** start of Data rows **
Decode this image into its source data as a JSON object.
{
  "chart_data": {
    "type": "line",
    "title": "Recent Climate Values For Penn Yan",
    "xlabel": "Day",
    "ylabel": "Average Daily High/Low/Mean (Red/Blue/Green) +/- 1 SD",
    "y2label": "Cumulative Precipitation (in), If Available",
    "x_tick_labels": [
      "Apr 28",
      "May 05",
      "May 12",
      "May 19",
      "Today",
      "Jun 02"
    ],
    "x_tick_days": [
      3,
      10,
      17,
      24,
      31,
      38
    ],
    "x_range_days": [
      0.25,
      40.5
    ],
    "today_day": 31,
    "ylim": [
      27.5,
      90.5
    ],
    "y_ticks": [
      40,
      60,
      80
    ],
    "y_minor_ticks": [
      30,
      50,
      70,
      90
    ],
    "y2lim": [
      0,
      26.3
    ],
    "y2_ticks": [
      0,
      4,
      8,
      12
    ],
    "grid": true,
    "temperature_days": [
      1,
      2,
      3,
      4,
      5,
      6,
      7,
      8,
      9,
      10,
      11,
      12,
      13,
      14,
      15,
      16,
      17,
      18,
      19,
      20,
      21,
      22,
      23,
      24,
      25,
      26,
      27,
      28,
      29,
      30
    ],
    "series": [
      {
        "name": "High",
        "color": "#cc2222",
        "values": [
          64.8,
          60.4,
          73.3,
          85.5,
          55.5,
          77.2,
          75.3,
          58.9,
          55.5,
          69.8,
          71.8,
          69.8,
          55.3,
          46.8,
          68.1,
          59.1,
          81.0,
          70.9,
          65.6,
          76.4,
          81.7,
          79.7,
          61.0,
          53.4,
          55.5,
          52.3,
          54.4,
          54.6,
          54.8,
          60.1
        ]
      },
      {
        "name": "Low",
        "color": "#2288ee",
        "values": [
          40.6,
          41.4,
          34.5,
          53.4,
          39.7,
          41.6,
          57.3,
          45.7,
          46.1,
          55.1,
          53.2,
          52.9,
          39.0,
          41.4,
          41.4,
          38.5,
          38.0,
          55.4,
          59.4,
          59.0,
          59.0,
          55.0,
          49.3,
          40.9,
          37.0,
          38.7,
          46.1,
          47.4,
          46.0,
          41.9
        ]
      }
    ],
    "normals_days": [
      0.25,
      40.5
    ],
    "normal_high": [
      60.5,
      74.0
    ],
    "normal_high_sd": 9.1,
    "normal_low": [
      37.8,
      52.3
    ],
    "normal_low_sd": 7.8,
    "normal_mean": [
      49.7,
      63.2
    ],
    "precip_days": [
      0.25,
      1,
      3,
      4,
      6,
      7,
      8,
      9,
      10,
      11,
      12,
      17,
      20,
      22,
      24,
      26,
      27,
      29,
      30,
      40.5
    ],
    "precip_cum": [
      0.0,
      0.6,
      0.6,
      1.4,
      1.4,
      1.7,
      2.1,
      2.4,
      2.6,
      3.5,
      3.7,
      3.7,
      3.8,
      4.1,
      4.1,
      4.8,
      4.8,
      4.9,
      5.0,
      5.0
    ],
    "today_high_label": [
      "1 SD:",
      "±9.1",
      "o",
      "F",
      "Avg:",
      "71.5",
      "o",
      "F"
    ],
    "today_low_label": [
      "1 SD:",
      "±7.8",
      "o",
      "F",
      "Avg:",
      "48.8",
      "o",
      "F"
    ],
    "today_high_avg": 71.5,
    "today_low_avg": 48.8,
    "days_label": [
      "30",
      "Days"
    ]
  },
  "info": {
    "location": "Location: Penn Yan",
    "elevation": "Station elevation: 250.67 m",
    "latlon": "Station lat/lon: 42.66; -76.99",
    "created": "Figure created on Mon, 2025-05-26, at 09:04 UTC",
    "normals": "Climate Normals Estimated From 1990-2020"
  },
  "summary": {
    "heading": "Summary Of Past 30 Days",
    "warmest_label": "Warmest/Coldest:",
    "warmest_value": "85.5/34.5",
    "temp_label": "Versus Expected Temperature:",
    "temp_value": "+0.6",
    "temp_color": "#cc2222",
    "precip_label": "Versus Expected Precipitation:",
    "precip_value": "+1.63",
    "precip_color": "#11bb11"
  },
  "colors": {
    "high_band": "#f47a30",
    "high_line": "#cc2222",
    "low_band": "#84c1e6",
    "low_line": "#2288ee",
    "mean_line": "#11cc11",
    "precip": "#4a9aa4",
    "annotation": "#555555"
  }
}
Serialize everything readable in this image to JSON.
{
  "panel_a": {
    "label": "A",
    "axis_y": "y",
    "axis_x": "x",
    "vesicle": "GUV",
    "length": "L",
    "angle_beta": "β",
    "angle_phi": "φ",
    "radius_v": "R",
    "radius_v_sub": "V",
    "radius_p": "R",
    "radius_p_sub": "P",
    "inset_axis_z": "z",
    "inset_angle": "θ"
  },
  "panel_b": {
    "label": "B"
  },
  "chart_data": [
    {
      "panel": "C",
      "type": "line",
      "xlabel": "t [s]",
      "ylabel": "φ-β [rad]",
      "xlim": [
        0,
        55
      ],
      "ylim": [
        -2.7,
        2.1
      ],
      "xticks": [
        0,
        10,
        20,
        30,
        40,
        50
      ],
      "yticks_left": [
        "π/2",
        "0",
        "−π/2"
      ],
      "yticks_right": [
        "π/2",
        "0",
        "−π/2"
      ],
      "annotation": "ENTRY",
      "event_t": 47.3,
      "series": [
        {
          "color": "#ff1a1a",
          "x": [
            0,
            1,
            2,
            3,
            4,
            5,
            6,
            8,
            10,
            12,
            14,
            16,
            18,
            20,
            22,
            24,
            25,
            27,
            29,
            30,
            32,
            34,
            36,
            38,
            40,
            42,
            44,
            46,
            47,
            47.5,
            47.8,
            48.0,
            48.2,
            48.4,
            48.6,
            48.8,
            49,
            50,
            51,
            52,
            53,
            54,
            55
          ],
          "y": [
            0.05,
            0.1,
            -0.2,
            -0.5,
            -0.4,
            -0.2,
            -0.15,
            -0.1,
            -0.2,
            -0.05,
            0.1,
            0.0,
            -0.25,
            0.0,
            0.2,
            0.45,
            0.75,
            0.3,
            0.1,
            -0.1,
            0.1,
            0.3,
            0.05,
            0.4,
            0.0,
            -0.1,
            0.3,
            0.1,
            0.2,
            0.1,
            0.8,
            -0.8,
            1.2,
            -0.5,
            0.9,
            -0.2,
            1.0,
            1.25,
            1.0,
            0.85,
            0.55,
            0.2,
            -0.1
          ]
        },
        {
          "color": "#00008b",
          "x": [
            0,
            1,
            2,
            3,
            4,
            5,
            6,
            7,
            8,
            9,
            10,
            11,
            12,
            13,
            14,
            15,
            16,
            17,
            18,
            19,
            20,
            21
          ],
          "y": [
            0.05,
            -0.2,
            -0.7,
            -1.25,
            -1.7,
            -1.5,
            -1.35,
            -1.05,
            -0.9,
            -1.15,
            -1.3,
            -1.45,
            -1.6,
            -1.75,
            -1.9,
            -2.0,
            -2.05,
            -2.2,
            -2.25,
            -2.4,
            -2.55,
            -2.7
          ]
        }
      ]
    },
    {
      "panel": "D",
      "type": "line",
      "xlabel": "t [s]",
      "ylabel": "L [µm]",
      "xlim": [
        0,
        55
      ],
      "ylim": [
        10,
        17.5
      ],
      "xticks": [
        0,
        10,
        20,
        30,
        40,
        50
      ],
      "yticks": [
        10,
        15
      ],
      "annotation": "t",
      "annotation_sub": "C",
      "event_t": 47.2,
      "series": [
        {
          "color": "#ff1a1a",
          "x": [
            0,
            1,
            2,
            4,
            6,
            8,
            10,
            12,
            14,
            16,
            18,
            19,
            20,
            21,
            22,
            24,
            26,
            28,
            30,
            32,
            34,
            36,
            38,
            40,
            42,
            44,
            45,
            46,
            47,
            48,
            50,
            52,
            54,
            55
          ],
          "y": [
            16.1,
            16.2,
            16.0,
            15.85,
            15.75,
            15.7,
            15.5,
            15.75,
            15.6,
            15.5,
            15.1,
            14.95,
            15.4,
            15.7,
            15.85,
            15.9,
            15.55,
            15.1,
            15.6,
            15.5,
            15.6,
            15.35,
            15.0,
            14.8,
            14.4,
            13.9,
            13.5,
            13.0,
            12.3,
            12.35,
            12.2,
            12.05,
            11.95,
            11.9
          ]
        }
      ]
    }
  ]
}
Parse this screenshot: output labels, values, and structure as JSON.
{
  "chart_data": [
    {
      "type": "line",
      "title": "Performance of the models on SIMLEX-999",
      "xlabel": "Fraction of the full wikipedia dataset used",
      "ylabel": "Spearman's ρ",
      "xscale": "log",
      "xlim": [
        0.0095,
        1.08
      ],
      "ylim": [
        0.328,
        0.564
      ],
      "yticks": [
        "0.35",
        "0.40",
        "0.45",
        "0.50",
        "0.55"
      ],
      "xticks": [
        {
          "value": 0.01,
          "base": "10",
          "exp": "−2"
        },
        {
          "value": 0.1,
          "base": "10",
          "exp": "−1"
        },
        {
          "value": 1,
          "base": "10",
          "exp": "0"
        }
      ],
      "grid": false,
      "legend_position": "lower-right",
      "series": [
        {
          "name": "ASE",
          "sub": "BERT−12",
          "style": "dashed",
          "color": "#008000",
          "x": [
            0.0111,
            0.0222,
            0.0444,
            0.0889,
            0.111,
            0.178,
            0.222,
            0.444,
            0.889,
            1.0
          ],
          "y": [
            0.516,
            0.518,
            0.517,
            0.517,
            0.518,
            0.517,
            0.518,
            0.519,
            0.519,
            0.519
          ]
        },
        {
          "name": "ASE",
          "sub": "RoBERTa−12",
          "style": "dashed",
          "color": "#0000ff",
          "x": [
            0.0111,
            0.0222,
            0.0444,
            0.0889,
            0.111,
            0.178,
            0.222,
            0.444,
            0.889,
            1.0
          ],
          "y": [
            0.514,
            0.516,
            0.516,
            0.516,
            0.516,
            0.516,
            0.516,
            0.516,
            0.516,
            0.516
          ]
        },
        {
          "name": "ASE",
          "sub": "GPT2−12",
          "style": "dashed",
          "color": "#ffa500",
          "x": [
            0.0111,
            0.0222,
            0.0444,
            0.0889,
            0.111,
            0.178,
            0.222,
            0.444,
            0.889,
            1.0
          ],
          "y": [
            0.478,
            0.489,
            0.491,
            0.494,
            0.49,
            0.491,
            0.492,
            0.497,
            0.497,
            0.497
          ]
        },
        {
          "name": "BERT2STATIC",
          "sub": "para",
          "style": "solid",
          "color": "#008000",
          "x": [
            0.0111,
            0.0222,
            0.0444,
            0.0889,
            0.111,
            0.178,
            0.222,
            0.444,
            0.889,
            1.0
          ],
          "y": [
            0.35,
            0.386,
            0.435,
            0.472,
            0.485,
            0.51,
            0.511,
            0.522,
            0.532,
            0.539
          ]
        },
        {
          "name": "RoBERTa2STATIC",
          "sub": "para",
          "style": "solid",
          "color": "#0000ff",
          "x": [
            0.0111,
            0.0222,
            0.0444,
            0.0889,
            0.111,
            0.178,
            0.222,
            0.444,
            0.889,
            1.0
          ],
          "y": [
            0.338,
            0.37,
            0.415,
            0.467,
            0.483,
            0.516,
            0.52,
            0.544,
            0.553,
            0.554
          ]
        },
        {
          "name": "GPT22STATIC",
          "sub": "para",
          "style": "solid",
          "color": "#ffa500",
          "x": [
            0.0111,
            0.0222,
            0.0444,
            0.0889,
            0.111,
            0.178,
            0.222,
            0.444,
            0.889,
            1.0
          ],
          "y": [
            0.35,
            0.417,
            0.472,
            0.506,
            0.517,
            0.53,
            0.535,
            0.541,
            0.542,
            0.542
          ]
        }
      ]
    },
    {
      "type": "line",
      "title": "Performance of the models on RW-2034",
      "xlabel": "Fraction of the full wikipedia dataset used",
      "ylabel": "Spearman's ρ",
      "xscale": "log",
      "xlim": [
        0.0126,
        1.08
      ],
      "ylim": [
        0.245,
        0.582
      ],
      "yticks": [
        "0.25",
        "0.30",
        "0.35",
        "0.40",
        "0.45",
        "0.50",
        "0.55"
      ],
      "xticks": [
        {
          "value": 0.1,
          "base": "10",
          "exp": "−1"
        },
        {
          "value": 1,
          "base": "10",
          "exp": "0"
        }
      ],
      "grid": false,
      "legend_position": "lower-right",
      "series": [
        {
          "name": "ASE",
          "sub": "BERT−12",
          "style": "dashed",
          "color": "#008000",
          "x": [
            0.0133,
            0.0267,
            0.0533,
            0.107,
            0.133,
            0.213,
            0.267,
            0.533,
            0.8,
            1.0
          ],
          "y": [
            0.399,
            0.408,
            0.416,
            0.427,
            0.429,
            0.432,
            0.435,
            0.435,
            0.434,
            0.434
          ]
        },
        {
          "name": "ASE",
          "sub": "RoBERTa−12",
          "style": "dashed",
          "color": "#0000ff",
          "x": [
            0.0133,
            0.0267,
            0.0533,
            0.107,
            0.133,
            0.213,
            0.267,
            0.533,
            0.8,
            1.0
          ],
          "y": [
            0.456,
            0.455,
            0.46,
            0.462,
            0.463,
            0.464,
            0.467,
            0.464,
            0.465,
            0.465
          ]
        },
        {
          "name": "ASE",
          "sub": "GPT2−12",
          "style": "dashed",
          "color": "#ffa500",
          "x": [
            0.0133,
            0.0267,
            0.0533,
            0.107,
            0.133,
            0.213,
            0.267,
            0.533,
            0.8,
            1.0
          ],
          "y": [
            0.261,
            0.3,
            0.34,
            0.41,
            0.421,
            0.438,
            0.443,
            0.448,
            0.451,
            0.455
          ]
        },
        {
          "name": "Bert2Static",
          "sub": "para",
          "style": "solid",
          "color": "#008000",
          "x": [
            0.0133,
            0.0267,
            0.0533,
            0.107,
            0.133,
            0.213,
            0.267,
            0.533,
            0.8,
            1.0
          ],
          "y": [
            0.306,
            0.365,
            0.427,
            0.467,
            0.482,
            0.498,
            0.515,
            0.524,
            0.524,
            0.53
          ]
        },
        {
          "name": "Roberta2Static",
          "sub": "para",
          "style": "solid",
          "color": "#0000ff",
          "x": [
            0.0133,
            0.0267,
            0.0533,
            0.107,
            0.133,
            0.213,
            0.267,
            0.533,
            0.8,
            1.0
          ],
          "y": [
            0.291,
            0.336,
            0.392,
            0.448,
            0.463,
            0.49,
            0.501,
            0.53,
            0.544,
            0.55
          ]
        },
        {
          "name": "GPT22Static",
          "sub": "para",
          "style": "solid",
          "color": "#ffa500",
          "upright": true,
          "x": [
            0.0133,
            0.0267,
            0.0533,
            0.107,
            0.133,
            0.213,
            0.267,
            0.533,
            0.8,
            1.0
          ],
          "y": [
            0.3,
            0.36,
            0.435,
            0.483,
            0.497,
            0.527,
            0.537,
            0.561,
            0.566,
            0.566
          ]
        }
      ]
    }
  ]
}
** end of Data rows **
■ Short task ■
Look through the records and gather every line containing "Expected".

■ Solved problem ■
    "temp_label": "Versus Expected Temperature:",
    "precip_label": "Versus Expected Precipitation:",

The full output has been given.